_Exercise task_. Give only the number of lines in the listing below where the string "lŠget" occurs.

_Recorded data_.

++++

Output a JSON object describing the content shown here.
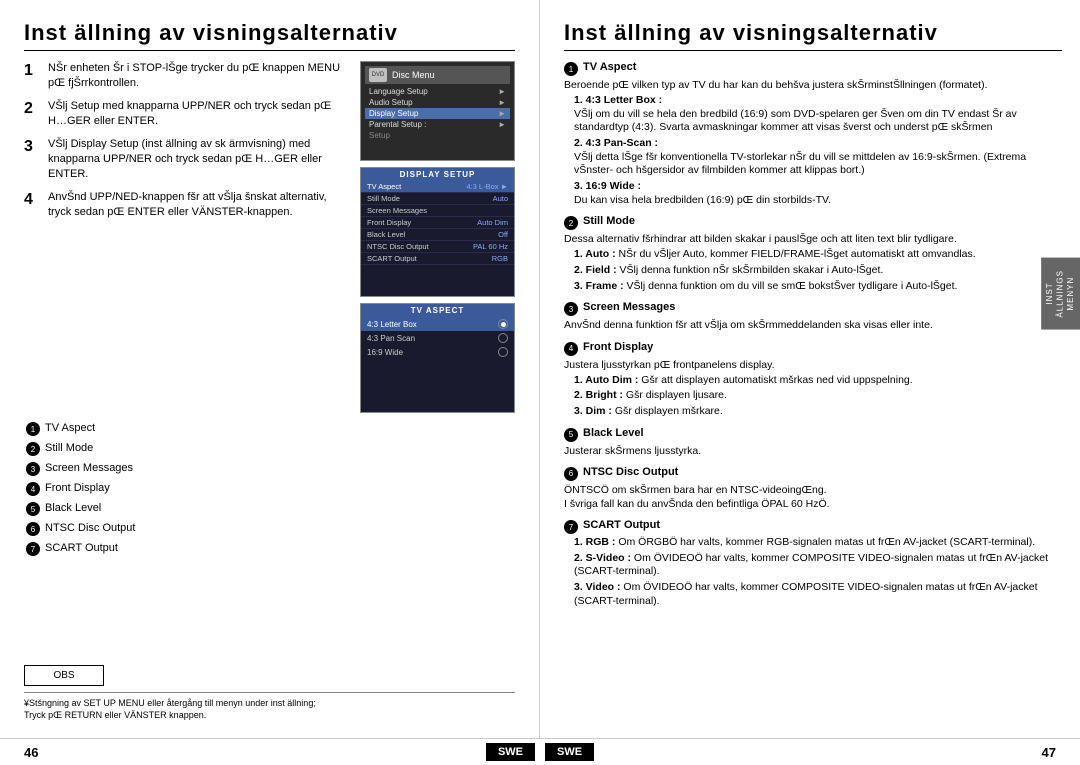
{
  "left": {
    "title": "Inst ällning av visningsalternativ",
    "title_inst": "Inst",
    "title_rest": " ällning av visningsalternativ",
    "steps": [
      {
        "num": "1",
        "text": "NŠr enheten Šr i STOP-lŠge trycker du pŒ knappen MENU pŒ fjŠrrkontrollen."
      },
      {
        "num": "2",
        "text": "VŠlj Setup med knapparna UPP/NER och tryck sedan pŒ H…GER eller ENTER."
      },
      {
        "num": "3",
        "text": "VŠlj Display Setup (inst ällning av sk ärmvisning) med knapparna UPP/NER och tryck sedan pŒ H…GER eller ENTER."
      },
      {
        "num": "4",
        "text": "AnvŠnd UPP/NED-knappen fšr att vŠlja šnskat alternativ, tryck sedan pŒ ENTER eller VÄNSTER-knappen."
      }
    ],
    "list_items": [
      {
        "num": "1",
        "label": "TV Aspect"
      },
      {
        "num": "2",
        "label": "Still Mode"
      },
      {
        "num": "3",
        "label": "Screen Messages"
      },
      {
        "num": "4",
        "label": "Front Display"
      },
      {
        "num": "5",
        "label": "Black Level"
      },
      {
        "num": "6",
        "label": "NTSC Disc Output"
      },
      {
        "num": "7",
        "label": "SCART Output"
      }
    ],
    "obs_label": "OBS",
    "footnote_line1": "¥Stšngning av SET UP MENU eller  återgång till menyn under inst  ällning;",
    "footnote_line2": "Tryck pŒ RETURN eller VÄNSTER knappen.",
    "page_num": "46",
    "lang_badge": "SWE",
    "dvd_menu": {
      "title": "Disc Menu",
      "items": [
        {
          "label": "Language Setup",
          "arrow": "►",
          "highlighted": false
        },
        {
          "label": "Audio Setup",
          "arrow": "►",
          "highlighted": false
        },
        {
          "label": "Display Setup",
          "arrow": "►",
          "highlighted": true
        },
        {
          "label": "Parental Setup :",
          "arrow": "►",
          "highlighted": false
        }
      ],
      "setup": "Setup"
    },
    "display_setup": {
      "title": "DISPLAY SETUP",
      "rows": [
        {
          "label": "TV Aspect",
          "value": "4:3 L-Box",
          "selected": true
        },
        {
          "label": "Still Mode",
          "value": "Auto",
          "selected": false
        },
        {
          "label": "Screen Messages",
          "value": "",
          "selected": false
        },
        {
          "label": "Front Display",
          "value": "Auto Dim",
          "selected": false
        },
        {
          "label": "Black Level",
          "value": "Off",
          "selected": false
        },
        {
          "label": "NTSC Disc Output",
          "value": "PAL 60 Hz",
          "selected": false
        },
        {
          "label": "SCART Output",
          "value": "RGB",
          "selected": false
        }
      ]
    },
    "tv_aspect": {
      "title": "TV ASPECT",
      "rows": [
        {
          "label": "4:3 Letter Box",
          "selected": true
        },
        {
          "label": "4:3 Pan Scan",
          "selected": false
        },
        {
          "label": "16:9 Wide",
          "selected": false
        }
      ]
    }
  },
  "right": {
    "title": "Inst  ällning av visningsalternativ",
    "title_inst": "Inst",
    "title_rest": "  ällning av visningsalternativ",
    "sections": [
      {
        "num": "1",
        "heading": "TV Aspect",
        "intro": "Beroende pŒ vilken typ av TV du har kan du behšva justera skŠrminstŠllningen (formatet).",
        "sub": [
          {
            "label": "1. 4:3 Letter Box :",
            "text": "VŠlj om du vill se hela den bredbild (16:9) som DVD-spelaren ger Šven om din TV endast Šr av standardtyp (4:3). Svarta avmaskningar kommer att visas šverst och underst pŒ skŠrmen"
          },
          {
            "label": "2. 4:3 Pan-Scan :",
            "text": "VŠlj detta lŠge fšr konventionella TV-storlekar nŠr du vill se mittdelen av 16:9-skŠrmen. (Extrema vŠnster- och hšgersidor av filmbilden kommer att klippas bort.)"
          },
          {
            "label": "3. 16:9 Wide :",
            "text": "Du kan visa hela bredbilden (16:9) pŒ din storbilds-TV."
          }
        ]
      },
      {
        "num": "2",
        "heading": "Still Mode",
        "intro": "Dessa alternativ fšrhindrar att bilden skakar i pauslŠge och att liten text blir tydligare.",
        "sub": [
          {
            "label": "1. Auto :",
            "text": "NŠr du vŠljer Auto, kommer FIELD/FRAME-lŠget automatiskt att omvandlas."
          },
          {
            "label": "2. Field :",
            "text": "VŠlj denna funktion nŠr skŠrmbilden skakar i Auto-lŠget."
          },
          {
            "label": "3. Frame :",
            "text": "VŠlj denna funktion om du vill se smŒ bokstŠver tydligare i Auto-lŠget."
          }
        ]
      },
      {
        "num": "3",
        "heading": "Screen Messages",
        "intro": "AnvŠnd denna funktion fšr att vŠlja om skŠrmmeddelanden ska visas eller inte."
      },
      {
        "num": "4",
        "heading": "Front Display",
        "intro": "Justera ljusstyrkan pŒ frontpanelens display.",
        "sub": [
          {
            "label": "1. Auto Dim :",
            "text": "Gšr att displayen automatiskt mšrkas ned vid uppspelning."
          },
          {
            "label": "2. Bright :",
            "text": "Gšr displayen ljusare."
          },
          {
            "label": "3. Dim :",
            "text": "Gšr displayen mšrkare."
          }
        ]
      },
      {
        "num": "5",
        "heading": "Black Level",
        "intro": "Justerar skŠrmens ljusstyrka."
      },
      {
        "num": "6",
        "heading": "NTSC Disc Output",
        "intro": "ÖNTSCÖ om skŠrmen bara har en NTSC-videoingŒng.",
        "sub2": "I švriga fall kan du anvŠnda den befintliga ÖPAL 60 HzÖ."
      },
      {
        "num": "7",
        "heading": "SCART Output",
        "sub": [
          {
            "label": "1. RGB :",
            "text": "Om ÖRGBÖ har valts, kommer RGB-signalen matas ut frŒn AV-jacket (SCART-terminal)."
          },
          {
            "label": "2. S-Video :",
            "text": "Om ÖVIDEOÖ har valts, kommer COMPOSITE VIDEO-signalen matas ut frŒn AV-jacket (SCART-terminal)."
          },
          {
            "label": "3. Video :",
            "text": "Om ÖVIDEOÖ har valts, kommer COMPOSITE VIDEO-signalen matas ut frŒn AV-jacket (SCART-terminal)."
          }
        ]
      }
    ],
    "page_num": "47",
    "lang_badge": "SWE",
    "side_tab": "INST\nÄLLNINGS\nMENYN"
  }
}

++++

_Task solution_. 3